# Exercise requirements
In your copy, leave out the pictures and repeat the entries below exactly.

=== Task data ===

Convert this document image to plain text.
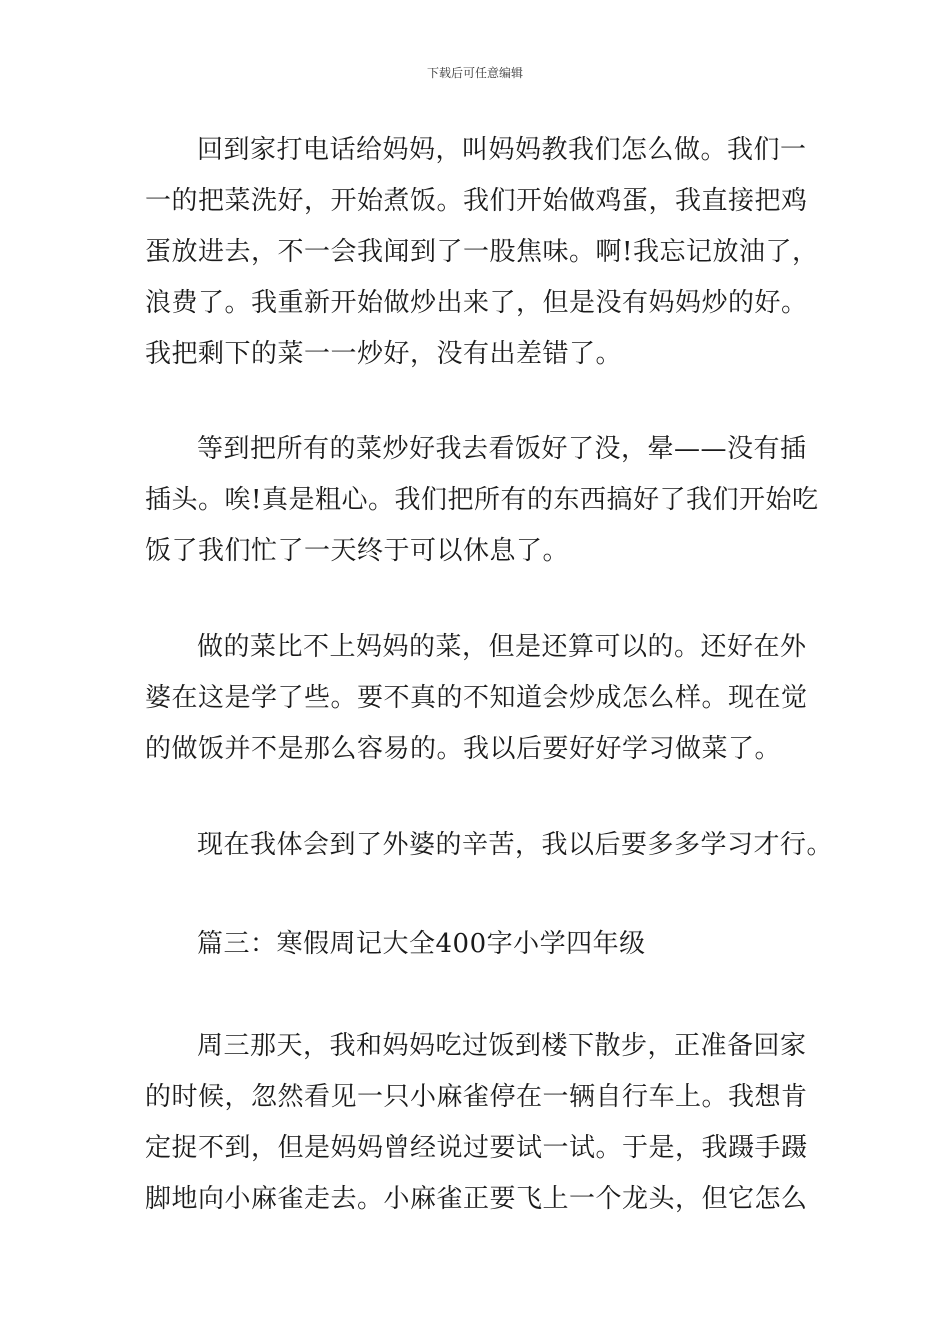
下载后可任意编辑

回到家打电话给妈妈，叫妈妈教我们怎么做。我们一
一的把菜洗好，开始煮饭。我们开始做鸡蛋，我直接把鸡
蛋放进去，不一会我闻到了一股焦味。啊!我忘记放油了，
浪费了。我重新开始做炒出来了，但是没有妈妈炒的好。
我把剩下的菜一一炒好，没有出差错了。

等到把所有的菜炒好我去看饭好了没，晕——没有插
插头。唉!真是粗心。我们把所有的东西搞好了我们开始吃
饭了我们忙了一天终于可以休息了。

做的菜比不上妈妈的菜，但是还算可以的。还好在外
婆在这是学了些。要不真的不知道会炒成怎么样。现在觉
的做饭并不是那么容易的。我以后要好好学习做菜了。

现在我体会到了外婆的辛苦，我以后要多多学习才行。

篇三：寒假周记大全400字小学四年级

周三那天，我和妈妈吃过饭到楼下散步，正准备回家
的时候，忽然看见一只小麻雀停在一辆自行车上。我想肯
定捉不到，但是妈妈曾经说过要试一试。于是，我蹑手蹑
脚地向小麻雀走去。小麻雀正要飞上一个龙头，但它怎么
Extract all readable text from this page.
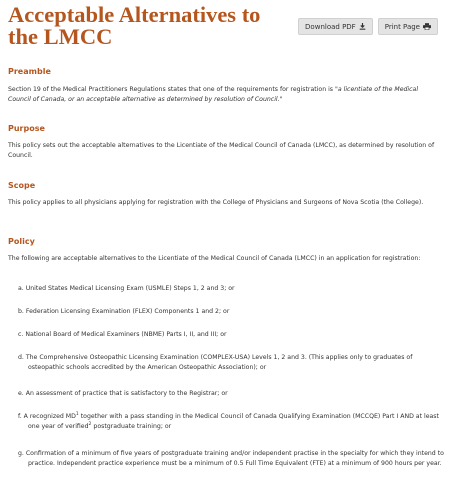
Acceptable Alternatives to the LMCC	Download PDF	Print Page
Preamble

Section 19 of the Medical Practitioners Regulations states that one of the requirements for registration is "a licentiate of the Medical Council of Canada, or an acceptable alternative as determined by resolution of Council."

Purpose

This policy sets out the acceptable alternatives to the Licentiate of the Medical Council of Canada (LMCC), as determined by resolution of Council.

Scope

This policy applies to all physicians applying for registration with the College of Physicians and Surgeons of Nova Scotia (the College).

Policy

The following are acceptable alternatives to the Licentiate of the Medical Council of Canada (LMCC) in an application for registration:

a. United States Medical Licensing Exam (USMLE) Steps 1, 2 and 3; or

b. Federation Licensing Examination (FLEX) Components 1 and 2; or

c. National Board of Medical Examiners (NBME) Parts I, II, and III; or

d. The Comprehensive Osteopathic Licensing Examination (COMPLEX-USA) Levels 1, 2 and 3. (This applies only to graduates of osteopathic schools accredited by the American Osteopathic Association); or

e. An assessment of practice that is satisfactory to the Registrar; or

f. A recognized $MD^1$ together with a pass standing in the Medical Council of Canada Qualifying Examination (MCCQE) Part I AND at least one year of verified$^2$ postgraduate training; or

g. Confirmation of a minimum of five years of postgraduate training and/or independent practise in the specialty for which they intend to practice. Independent practice experience must be a minimum of 0.5 Full Time Equivalent (FTE) at a minimum of 900 hours per year.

===

# Task solution
Convert this document image to plain text.
下载后可任意编辑

回到家打电话给妈妈，叫妈妈教我们怎么做。我们一
一的把菜洗好，开始煮饭。我们开始做鸡蛋，我直接把鸡
蛋放进去，不一会我闻到了一股焦味。啊!我忘记放油了，
浪费了。我重新开始做炒出来了，但是没有妈妈炒的好。
我把剩下的菜一一炒好，没有出差错了。

等到把所有的菜炒好我去看饭好了没，晕——没有插
插头。唉!真是粗心。我们把所有的东西搞好了我们开始吃
饭了我们忙了一天终于可以休息了。

做的菜比不上妈妈的菜，但是还算可以的。还好在外
婆在这是学了些。要不真的不知道会炒成怎么样。现在觉
的做饭并不是那么容易的。我以后要好好学习做菜了。

现在我体会到了外婆的辛苦，我以后要多多学习才行。

篇三：寒假周记大全400字小学四年级

周三那天，我和妈妈吃过饭到楼下散步，正准备回家
的时候，忽然看见一只小麻雀停在一辆自行车上。我想肯
定捉不到，但是妈妈曾经说过要试一试。于是，我蹑手蹑
脚地向小麻雀走去。小麻雀正要飞上一个龙头，但它怎么
Extract all readable text from this page.
Acceptable Alternatives to the LMCC	Download PDF	Print Page
Preamble

Section 19 of the Medical Practitioners Regulations states that one of the requirements for registration is "a licentiate of the Medical Council of Canada, or an acceptable alternative as determined by resolution of Council."

Purpose

This policy sets out the acceptable alternatives to the Licentiate of the Medical Council of Canada (LMCC), as determined by resolution of Council.

Scope

This policy applies to all physicians applying for registration with the College of Physicians and Surgeons of Nova Scotia (the College).

Policy

The following are acceptable alternatives to the Licentiate of the Medical Council of Canada (LMCC) in an application for registration:

a. United States Medical Licensing Exam (USMLE) Steps 1, 2 and 3; or

b. Federation Licensing Examination (FLEX) Components 1 and 2; or

c. National Board of Medical Examiners (NBME) Parts I, II, and III; or

d. The Comprehensive Osteopathic Licensing Examination (COMPLEX-USA) Levels 1, 2 and 3. (This applies only to graduates of osteopathic schools accredited by the American Osteopathic Association); or

e. An assessment of practice that is satisfactory to the Registrar; or

f. A recognized $MD^1$ together with a pass standing in the Medical Council of Canada Qualifying Examination (MCCQE) Part I AND at least one year of verified$^2$ postgraduate training; or

g. Confirmation of a minimum of five years of postgraduate training and/or independent practise in the specialty for which they intend to practice. Independent practice experience must be a minimum of 0.5 Full Time Equivalent (FTE) at a minimum of 900 hours per year.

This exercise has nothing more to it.